Locate and copy each line in the data that contains the word "caption".

### Data provided
<<<<

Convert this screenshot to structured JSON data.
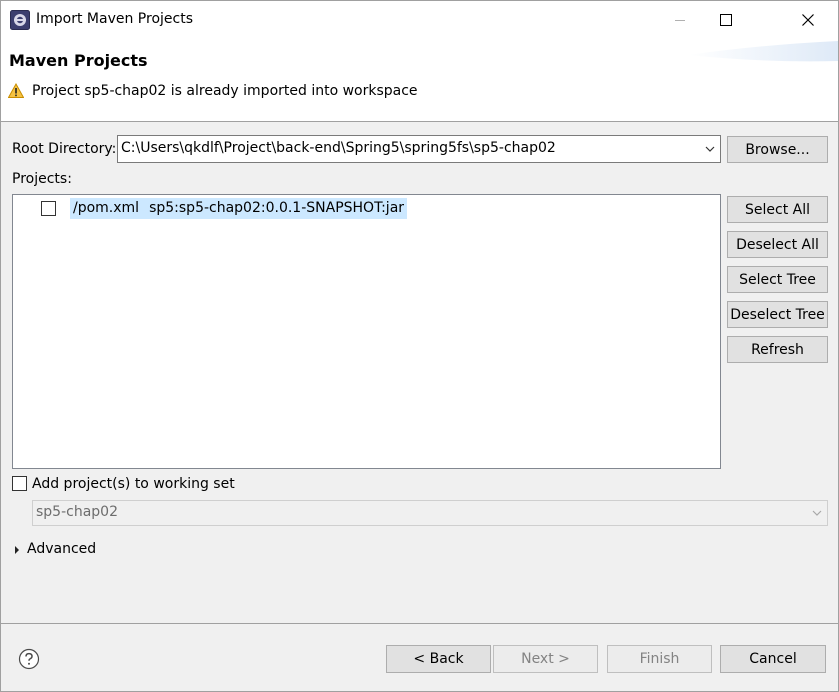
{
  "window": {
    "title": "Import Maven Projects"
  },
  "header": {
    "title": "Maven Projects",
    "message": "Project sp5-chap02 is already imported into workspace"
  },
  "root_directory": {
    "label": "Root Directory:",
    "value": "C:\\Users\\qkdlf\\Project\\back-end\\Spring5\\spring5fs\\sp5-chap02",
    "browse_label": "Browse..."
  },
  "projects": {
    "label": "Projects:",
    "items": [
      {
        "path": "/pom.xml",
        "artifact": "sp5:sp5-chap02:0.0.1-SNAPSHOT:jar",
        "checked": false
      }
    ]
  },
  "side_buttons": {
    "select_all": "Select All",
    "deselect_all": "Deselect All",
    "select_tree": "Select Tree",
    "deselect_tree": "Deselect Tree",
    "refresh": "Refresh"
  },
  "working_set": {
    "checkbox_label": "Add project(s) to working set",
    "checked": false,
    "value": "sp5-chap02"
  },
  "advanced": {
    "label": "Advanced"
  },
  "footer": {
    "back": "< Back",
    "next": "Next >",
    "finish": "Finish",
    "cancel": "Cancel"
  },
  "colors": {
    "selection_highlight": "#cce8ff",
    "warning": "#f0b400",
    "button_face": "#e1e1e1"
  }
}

>>>>
<<<<

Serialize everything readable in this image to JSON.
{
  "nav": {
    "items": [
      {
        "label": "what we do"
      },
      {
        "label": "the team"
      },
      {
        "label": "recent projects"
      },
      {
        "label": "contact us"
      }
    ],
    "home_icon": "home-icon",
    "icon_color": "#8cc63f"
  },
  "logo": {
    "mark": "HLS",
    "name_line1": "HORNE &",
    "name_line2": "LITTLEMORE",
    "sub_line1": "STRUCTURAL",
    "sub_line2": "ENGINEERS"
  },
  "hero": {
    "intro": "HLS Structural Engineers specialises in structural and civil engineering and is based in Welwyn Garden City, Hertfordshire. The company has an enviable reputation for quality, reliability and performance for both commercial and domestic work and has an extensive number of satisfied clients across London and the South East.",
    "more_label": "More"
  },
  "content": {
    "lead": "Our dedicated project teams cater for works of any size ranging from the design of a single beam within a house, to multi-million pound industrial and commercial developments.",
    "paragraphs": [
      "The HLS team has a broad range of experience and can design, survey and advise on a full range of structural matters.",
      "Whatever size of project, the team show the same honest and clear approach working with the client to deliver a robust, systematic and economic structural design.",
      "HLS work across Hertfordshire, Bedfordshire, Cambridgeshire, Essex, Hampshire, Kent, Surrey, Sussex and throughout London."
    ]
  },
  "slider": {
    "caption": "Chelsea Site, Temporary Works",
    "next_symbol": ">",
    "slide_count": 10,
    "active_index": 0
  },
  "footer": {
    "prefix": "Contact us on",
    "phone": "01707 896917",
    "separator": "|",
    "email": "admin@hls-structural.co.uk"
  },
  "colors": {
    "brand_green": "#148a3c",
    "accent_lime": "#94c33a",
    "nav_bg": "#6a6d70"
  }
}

>>>>
<<<<

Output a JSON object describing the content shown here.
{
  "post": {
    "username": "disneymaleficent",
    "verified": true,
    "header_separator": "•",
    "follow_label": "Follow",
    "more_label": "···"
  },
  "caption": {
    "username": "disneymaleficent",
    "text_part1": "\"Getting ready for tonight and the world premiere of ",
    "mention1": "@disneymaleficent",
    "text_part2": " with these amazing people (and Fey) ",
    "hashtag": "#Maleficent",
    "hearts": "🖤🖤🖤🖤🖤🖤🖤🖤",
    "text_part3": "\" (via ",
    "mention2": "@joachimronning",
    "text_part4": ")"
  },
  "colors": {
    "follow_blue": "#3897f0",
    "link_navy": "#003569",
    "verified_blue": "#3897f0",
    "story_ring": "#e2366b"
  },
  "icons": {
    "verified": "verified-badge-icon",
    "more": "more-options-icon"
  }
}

>>>>

### Solution to the exercise
    "caption": "Chelsea Site, Temporary Works",
  "caption": {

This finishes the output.